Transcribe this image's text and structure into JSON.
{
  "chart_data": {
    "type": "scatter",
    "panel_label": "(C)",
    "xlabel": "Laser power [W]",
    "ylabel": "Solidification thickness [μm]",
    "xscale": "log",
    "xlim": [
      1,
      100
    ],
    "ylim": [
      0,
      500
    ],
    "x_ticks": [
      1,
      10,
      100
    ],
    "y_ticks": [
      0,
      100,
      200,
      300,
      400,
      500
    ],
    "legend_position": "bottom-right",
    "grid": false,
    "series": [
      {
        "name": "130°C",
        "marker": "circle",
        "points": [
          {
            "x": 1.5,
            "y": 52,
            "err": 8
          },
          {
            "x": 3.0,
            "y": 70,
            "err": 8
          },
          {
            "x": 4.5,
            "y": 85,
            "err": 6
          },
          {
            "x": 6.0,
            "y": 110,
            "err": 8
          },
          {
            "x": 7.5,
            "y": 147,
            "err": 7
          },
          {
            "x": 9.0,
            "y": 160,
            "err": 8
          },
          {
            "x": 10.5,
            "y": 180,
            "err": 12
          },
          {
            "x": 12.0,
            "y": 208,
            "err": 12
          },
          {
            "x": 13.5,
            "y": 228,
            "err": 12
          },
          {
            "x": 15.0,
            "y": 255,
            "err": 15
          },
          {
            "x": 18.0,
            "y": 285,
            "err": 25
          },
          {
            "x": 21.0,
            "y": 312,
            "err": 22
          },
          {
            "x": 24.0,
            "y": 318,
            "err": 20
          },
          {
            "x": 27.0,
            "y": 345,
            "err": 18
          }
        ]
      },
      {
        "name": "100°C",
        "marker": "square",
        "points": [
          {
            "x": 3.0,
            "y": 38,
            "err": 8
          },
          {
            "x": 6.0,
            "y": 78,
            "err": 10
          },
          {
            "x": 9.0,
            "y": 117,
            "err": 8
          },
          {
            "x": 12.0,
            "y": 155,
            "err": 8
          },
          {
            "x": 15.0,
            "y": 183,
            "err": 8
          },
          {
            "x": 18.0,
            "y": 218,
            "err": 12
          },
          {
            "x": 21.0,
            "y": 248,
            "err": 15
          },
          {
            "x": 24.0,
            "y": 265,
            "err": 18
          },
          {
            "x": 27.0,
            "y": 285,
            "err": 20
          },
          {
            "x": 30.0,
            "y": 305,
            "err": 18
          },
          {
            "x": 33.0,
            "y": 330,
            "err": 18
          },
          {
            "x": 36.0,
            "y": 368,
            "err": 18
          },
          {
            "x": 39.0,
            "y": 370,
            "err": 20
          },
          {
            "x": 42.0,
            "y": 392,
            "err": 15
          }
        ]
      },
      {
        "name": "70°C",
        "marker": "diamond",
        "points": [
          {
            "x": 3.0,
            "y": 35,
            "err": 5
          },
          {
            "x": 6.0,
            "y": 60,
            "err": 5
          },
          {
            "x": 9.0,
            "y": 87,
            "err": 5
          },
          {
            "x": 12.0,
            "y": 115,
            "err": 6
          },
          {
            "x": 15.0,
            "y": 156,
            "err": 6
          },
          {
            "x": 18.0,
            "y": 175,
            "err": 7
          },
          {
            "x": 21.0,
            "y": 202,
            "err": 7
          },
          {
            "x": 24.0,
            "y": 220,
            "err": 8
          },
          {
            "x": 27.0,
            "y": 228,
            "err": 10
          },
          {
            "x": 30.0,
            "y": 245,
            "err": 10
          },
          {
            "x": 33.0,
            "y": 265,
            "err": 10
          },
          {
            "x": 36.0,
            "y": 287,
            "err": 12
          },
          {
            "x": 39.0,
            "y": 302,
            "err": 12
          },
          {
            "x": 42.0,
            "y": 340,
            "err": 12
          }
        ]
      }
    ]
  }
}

Exercise description: Can you reproduce all the material exactly?

Task answer:
Transcribe this image's text and structure into JSON.
{
  "chart_data": {
    "type": "scatter",
    "panel_label": "(C)",
    "xlabel": "Laser power [W]",
    "ylabel": "Solidification thickness [μm]",
    "xscale": "log",
    "xlim": [
      1,
      100
    ],
    "ylim": [
      0,
      500
    ],
    "x_ticks": [
      1,
      10,
      100
    ],
    "y_ticks": [
      0,
      100,
      200,
      300,
      400,
      500
    ],
    "legend_position": "bottom-right",
    "grid": false,
    "series": [
      {
        "name": "130°C",
        "marker": "circle",
        "points": [
          {
            "x": 1.5,
            "y": 52,
            "err": 8
          },
          {
            "x": 3.0,
            "y": 70,
            "err": 8
          },
          {
            "x": 4.5,
            "y": 85,
            "err": 6
          },
          {
            "x": 6.0,
            "y": 110,
            "err": 8
          },
          {
            "x": 7.5,
            "y": 147,
            "err": 7
          },
          {
            "x": 9.0,
            "y": 160,
            "err": 8
          },
          {
            "x": 10.5,
            "y": 180,
            "err": 12
          },
          {
            "x": 12.0,
            "y": 208,
            "err": 12
          },
          {
            "x": 13.5,
            "y": 228,
            "err": 12
          },
          {
            "x": 15.0,
            "y": 255,
            "err": 15
          },
          {
            "x": 18.0,
            "y": 285,
            "err": 25
          },
          {
            "x": 21.0,
            "y": 312,
            "err": 22
          },
          {
            "x": 24.0,
            "y": 318,
            "err": 20
          },
          {
            "x": 27.0,
            "y": 345,
            "err": 18
          }
        ]
      },
      {
        "name": "100°C",
        "marker": "square",
        "points": [
          {
            "x": 3.0,
            "y": 38,
            "err": 8
          },
          {
            "x": 6.0,
            "y": 78,
            "err": 10
          },
          {
            "x": 9.0,
            "y": 117,
            "err": 8
          },
          {
            "x": 12.0,
            "y": 155,
            "err": 8
          },
          {
            "x": 15.0,
            "y": 183,
            "err": 8
          },
          {
            "x": 18.0,
            "y": 218,
            "err": 12
          },
          {
            "x": 21.0,
            "y": 248,
            "err": 15
          },
          {
            "x": 24.0,
            "y": 265,
            "err": 18
          },
          {
            "x": 27.0,
            "y": 285,
            "err": 20
          },
          {
            "x": 30.0,
            "y": 305,
            "err": 18
          },
          {
            "x": 33.0,
            "y": 330,
            "err": 18
          },
          {
            "x": 36.0,
            "y": 368,
            "err": 18
          },
          {
            "x": 39.0,
            "y": 370,
            "err": 20
          },
          {
            "x": 42.0,
            "y": 392,
            "err": 15
          }
        ]
      },
      {
        "name": "70°C",
        "marker": "diamond",
        "points": [
          {
            "x": 3.0,
            "y": 35,
            "err": 5
          },
          {
            "x": 6.0,
            "y": 60,
            "err": 5
          },
          {
            "x": 9.0,
            "y": 87,
            "err": 5
          },
          {
            "x": 12.0,
            "y": 115,
            "err": 6
          },
          {
            "x": 15.0,
            "y": 156,
            "err": 6
          },
          {
            "x": 18.0,
            "y": 175,
            "err": 7
          },
          {
            "x": 21.0,
            "y": 202,
            "err": 7
          },
          {
            "x": 24.0,
            "y": 220,
            "err": 8
          },
          {
            "x": 27.0,
            "y": 228,
            "err": 10
          },
          {
            "x": 30.0,
            "y": 245,
            "err": 10
          },
          {
            "x": 33.0,
            "y": 265,
            "err": 10
          },
          {
            "x": 36.0,
            "y": 287,
            "err": 12
          },
          {
            "x": 39.0,
            "y": 302,
            "err": 12
          },
          {
            "x": 42.0,
            "y": 340,
            "err": 12
          }
        ]
      }
    ]
  }
}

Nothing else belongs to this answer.